▸ **Provided text**
Understanding PostgreSQL’s “ctid": A Hidden Gem for Efficient Row Updates 💎

Hagen Hübel
4 min readSep 28, 2024

PostgreSQL is widely known for its powerful features, including advanced indexing, full-text search, and the ability to handle massive datasets efficiently. Among its lesser-known but highly useful features is the ctid system column. Although invisible to the average user, the ctid plays a crucial role in PostgreSQL’s ability to identify rows quickly and efficiently.

In this blog post, we’ll explore the concept of ctid, how it works, and provide a practical example where using ctid can improve performance in large-scale operations.

What is ctid in PostgreSQL?

ctid is a system column that exists in every PostgreSQL table. It provides the physical location of a row within its table by indicating the block number (or page) and the tuple offset (position within the block).

In simple terms, ctid tells PostgreSQL where a row is stored physically on disk. For example, if a row’s ctid is `(3, 1)`, it means that the row is located in block 3, position 1 of that block.

Example `ctid`:

ctid = (block_number, tuple_offset)

The ctid is unique for a row at any given point in time, but it’s not persistent. This means it can change if the row is updated, moved, or modified due to table maintenance operations like `VACUUM`.

Why is ctid Useful?

Normally, when updating or deleting rows in PostgreSQL, the database has to find the row first using some form of a lookup, like searching by a primary key or performing a scan of the table. Using ctid provides a direct reference to the row’s physical location, making certain operations, like updates or deletes, more efficient.

This is especially important when dealing with batch updates or mass updates on large datasets. Instead of relying on complex queries or scanning through indexes, you can use ctid to reference the exact row in the table and update it immediately.

▸ **Exercise 1**
According to the article on PostgreSQL's ctid, what two pieces of information does a ctid indicate?
The records that follow have no connection to the article about PostgreSQL's ctid.

▸ **Data for the task**
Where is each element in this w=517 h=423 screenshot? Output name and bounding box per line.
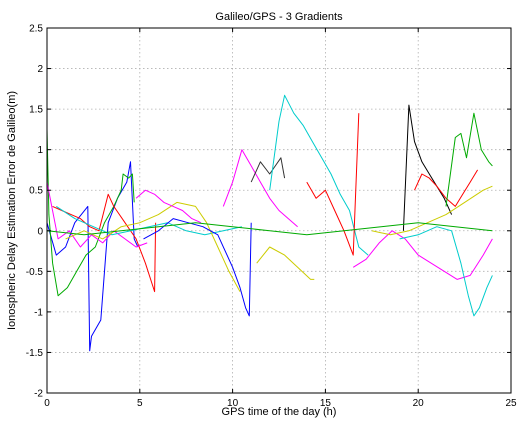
y-tick-label: -1 [34, 307, 43, 318]
x-tick-label: 25 [505, 398, 517, 409]
x-tick-label: 5 [137, 398, 143, 409]
y-tick-label: 1 [37, 145, 43, 156]
chart-title: Galileo/GPS - 3 Gradients [215, 11, 343, 23]
y-tick-label: 1.5 [29, 105, 43, 116]
x-tick-label: 10 [227, 398, 239, 409]
y-axis-label: Ionospheric Delay Estimation Error de Ga… [6, 91, 18, 330]
series-line-16 [414, 169, 479, 207]
x-tick-label: 15 [320, 398, 332, 409]
y-tick-label: 0.5 [29, 186, 43, 197]
series-line-18 [399, 226, 493, 317]
series-line-5 [56, 205, 243, 236]
grid [47, 28, 511, 393]
y-tick-label: -1.5 [26, 348, 44, 359]
y-tick-label: 0 [37, 226, 43, 237]
series-line-14 [352, 230, 493, 280]
series-line-7 [135, 189, 202, 224]
series-line-9 [222, 149, 298, 228]
series-line-3 [52, 193, 157, 293]
y-tick-label: 2.5 [29, 24, 43, 35]
series-line-6 [65, 201, 241, 292]
series-line-12 [269, 94, 369, 256]
y-tick-label: -2 [34, 389, 43, 400]
x-tick-label: 20 [413, 398, 425, 409]
series-line-15 [402, 104, 453, 231]
series-line-2 [46, 129, 135, 297]
series-line-20 [46, 222, 493, 236]
series-line-17 [445, 112, 493, 207]
y-tick-label: -0.5 [26, 267, 44, 278]
series-group [46, 94, 493, 352]
series-line-11 [256, 246, 315, 280]
x-axis-label: GPS time of the day (h) [222, 406, 337, 418]
y-tick-label: 2 [37, 64, 43, 75]
series-line-13 [306, 113, 360, 256]
series-line-1 [46, 161, 139, 352]
series-line-8 [143, 218, 252, 317]
axes-frame [46, 27, 512, 394]
series-line-19 [371, 185, 493, 236]
x-tick-label: 0 [44, 398, 50, 409]
ticks: 0 5 10 15 20 25 -2 -1.5 -1 -0.5 0 0.5 1 1.5 2 2.5 [26, 24, 517, 410]
series-line-4 [46, 182, 148, 248]
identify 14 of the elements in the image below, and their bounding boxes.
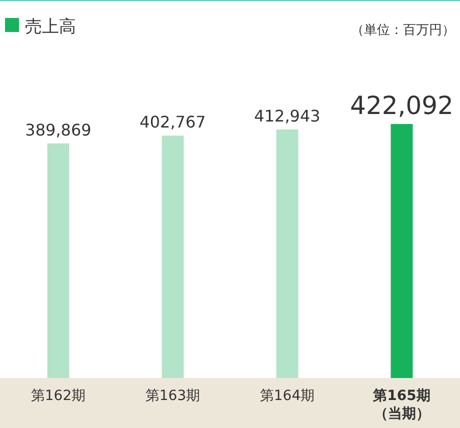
x-tick-label: 第163期 [145,388,200,404]
data-label: 389,869 [25,120,92,140]
data-label: 412,943 [254,106,320,126]
data-label: 402,767 [140,112,206,132]
bar [162,136,184,378]
x-tick-label: 第162期 [30,388,86,404]
bar [47,143,70,378]
data-label: 422,092 [350,91,454,120]
legend-label: 売上高 [25,17,76,37]
x-tick-label: 第164期 [260,388,315,404]
bar [276,130,298,378]
bar [390,124,413,378]
x-tick-label: 第165期（当期） [372,388,430,422]
text: （単位：百万円） [351,23,455,38]
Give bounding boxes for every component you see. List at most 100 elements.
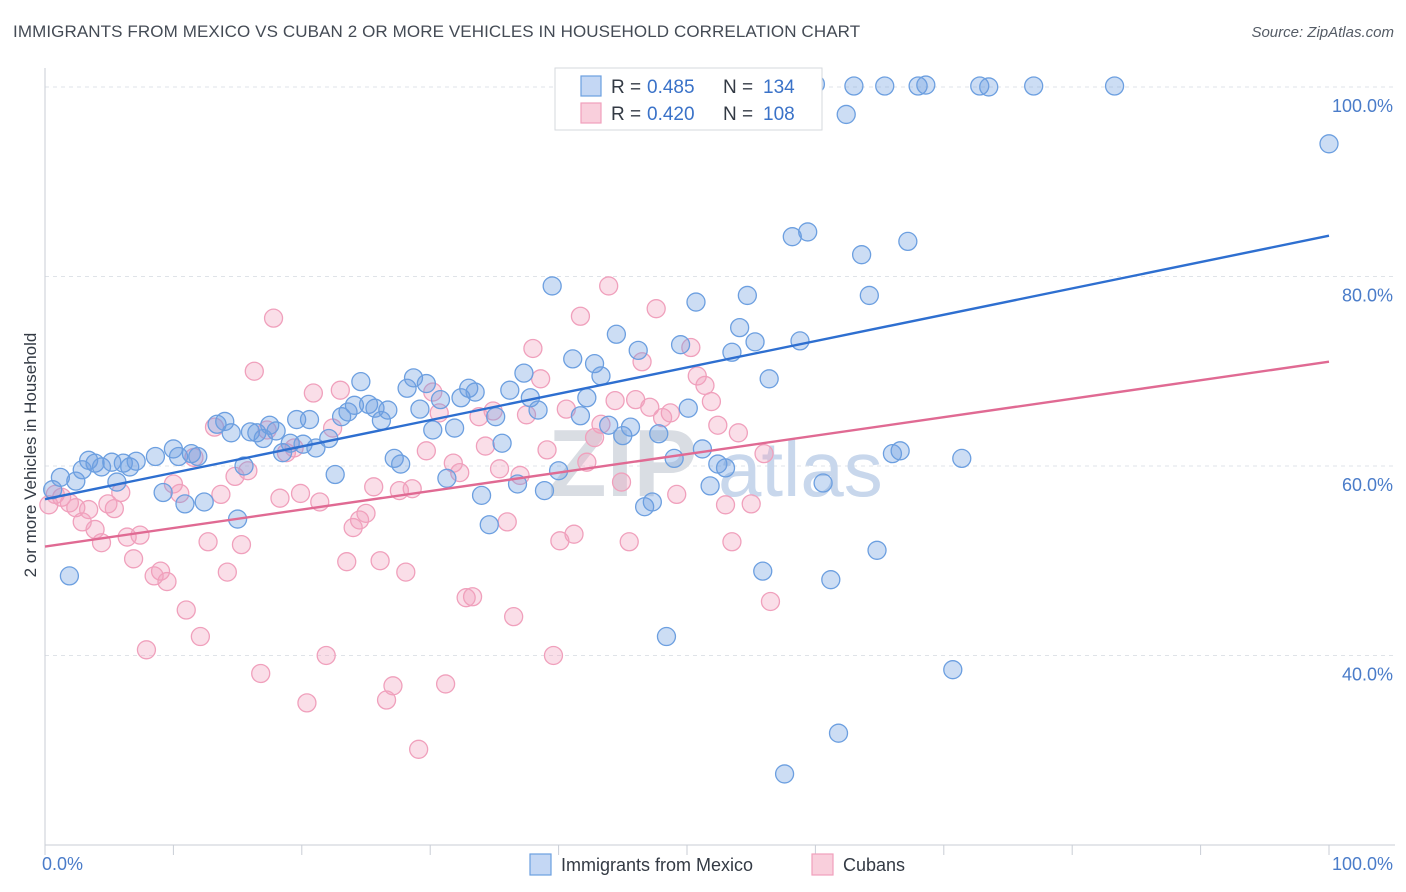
cubans-point xyxy=(564,524,584,544)
mexico-point xyxy=(299,409,320,430)
y-tick-label-80: 80.0% xyxy=(1342,285,1393,305)
mexico-point xyxy=(1024,76,1044,96)
cubans-point xyxy=(376,690,397,710)
mexico-point xyxy=(867,540,887,560)
cubans-point xyxy=(211,484,231,505)
cubans-point xyxy=(462,587,483,607)
legend-n-label-mexico: N = xyxy=(723,77,753,98)
cubans-point xyxy=(741,494,761,514)
mexico-point xyxy=(1104,76,1125,96)
mexico-point xyxy=(642,492,662,512)
cubans-point xyxy=(570,306,591,326)
mexico-point xyxy=(91,457,112,477)
cubans-point xyxy=(646,299,666,319)
mexico-point xyxy=(859,285,879,306)
cubans-point xyxy=(356,503,376,524)
cubans-point xyxy=(497,512,517,532)
cubans-point xyxy=(316,645,336,666)
mexico-point xyxy=(979,77,999,97)
mexico-point xyxy=(344,395,365,415)
mexico-point xyxy=(1319,134,1339,154)
cubans-point xyxy=(123,549,144,569)
source-label: Source: ZipAtlas.com xyxy=(1251,24,1394,41)
mexico-point xyxy=(916,75,936,95)
mexico-point xyxy=(416,373,436,394)
y-tick-label-40: 40.0% xyxy=(1342,664,1393,684)
top-legend: R = 0.485 N = 134 R = 0.420 N = 108 xyxy=(554,67,823,131)
cubans-point xyxy=(456,588,476,608)
mexico-point xyxy=(444,418,465,438)
cubans-points xyxy=(39,76,787,759)
mexico-point xyxy=(759,369,779,389)
mexico-point xyxy=(844,76,864,96)
x-tick-label-end: 100.0% xyxy=(1332,854,1393,874)
mexico-point xyxy=(908,76,928,96)
mexico-point xyxy=(471,485,492,506)
mexico-point xyxy=(943,660,963,680)
mexico-point xyxy=(153,482,173,503)
mexico-point xyxy=(486,407,506,427)
trendlines xyxy=(44,234,1330,548)
cubans-point xyxy=(475,436,496,456)
mexico-point xyxy=(534,480,555,501)
cubans-point xyxy=(695,375,715,396)
cubans-point xyxy=(701,391,722,412)
cubans-point xyxy=(130,525,150,545)
cubans-point xyxy=(728,423,749,443)
mexico-point xyxy=(500,380,520,400)
mexico-point xyxy=(890,441,910,461)
cubans-point xyxy=(190,626,211,647)
cubans-point xyxy=(104,498,124,519)
mexico-point xyxy=(836,104,856,125)
mexico-point xyxy=(465,382,485,402)
legend-swatch-mexico xyxy=(580,75,602,97)
mexico-point xyxy=(813,473,833,493)
cubans-point xyxy=(383,676,403,696)
mexico-trendline xyxy=(44,234,1330,501)
cubans-point xyxy=(251,663,271,684)
mexico-point xyxy=(423,420,443,440)
cubans-point xyxy=(722,532,742,552)
mexico-point xyxy=(664,448,684,469)
mexico-point xyxy=(678,398,698,418)
axes xyxy=(44,68,1395,855)
mexico-point xyxy=(479,515,499,535)
legend-r-cubans: 0.420 xyxy=(647,104,695,125)
cubans-point xyxy=(489,459,510,479)
cubans-point xyxy=(611,472,632,492)
cubans-point xyxy=(364,477,384,497)
mexico-point xyxy=(221,423,241,443)
mexico-point xyxy=(50,467,71,487)
mexico-point xyxy=(514,363,534,383)
cubans-point xyxy=(270,488,290,508)
x-tick-label-start: 0.0% xyxy=(42,854,83,874)
mexico-point xyxy=(656,626,677,647)
bottom-legend-swatch-mexico xyxy=(529,853,552,876)
mexico-point xyxy=(821,570,841,590)
mexico-point xyxy=(715,458,736,478)
cubans-point xyxy=(370,551,390,571)
y-tick-labels: 40.0% 60.0% 80.0% 100.0% xyxy=(1332,96,1393,685)
mexico-point xyxy=(410,399,430,419)
cubans-point xyxy=(290,483,311,504)
mexico-point xyxy=(774,764,795,784)
legend-n-mexico: 134 xyxy=(763,77,795,98)
cubans-point xyxy=(217,562,237,582)
mexico-point xyxy=(563,349,583,369)
cubans-point xyxy=(330,380,350,400)
cubans-point xyxy=(537,440,557,460)
cubans-point xyxy=(530,369,551,389)
mexico-point xyxy=(430,389,451,410)
cubans-point xyxy=(632,352,652,372)
mexico-point xyxy=(745,332,765,352)
mexico-point xyxy=(790,331,810,351)
cubans-point xyxy=(244,361,264,381)
mexico-point xyxy=(194,492,214,512)
mexico-point xyxy=(66,471,86,491)
mexico-point xyxy=(828,723,849,743)
mexico-point xyxy=(686,292,706,312)
mexico-point xyxy=(898,231,918,252)
mexico-point xyxy=(875,76,895,96)
legend-r-label-cubans: R = xyxy=(611,104,641,125)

▸ **Exercise 2**
Copy the stretch of the records from the line that contains "y-tick-label: -1 [34, 307, 43, 318]" through the line that contains "y-tick-label: -1.5 [26, 348, 44, 359]", word for word.

▸ **Full output 1**
The block number (or page) and the tuple offset, which is the position within the block.

▸ **Full output 2**
y-tick-label: -1 [34, 307, 43, 318]
x-tick-label: 25 [505, 398, 517, 409]
x-tick-label: 5 [137, 398, 143, 409]
y-tick-label: 1 [37, 145, 43, 156]
chart-title: Galileo/GPS - 3 Gradients [215, 11, 343, 23]
y-tick-label: 1.5 [29, 105, 43, 116]
x-tick-label: 10 [227, 398, 239, 409]
y-axis-label: Ionospheric Delay Estimation Error de Ga… [6, 91, 18, 330]
series-line-16 [414, 169, 479, 207]
x-tick-label: 15 [320, 398, 332, 409]
y-tick-label: 0.5 [29, 186, 43, 197]
series-line-18 [399, 226, 493, 317]
series-line-5 [56, 205, 243, 236]
grid [47, 28, 511, 393]
y-tick-label: -1.5 [26, 348, 44, 359]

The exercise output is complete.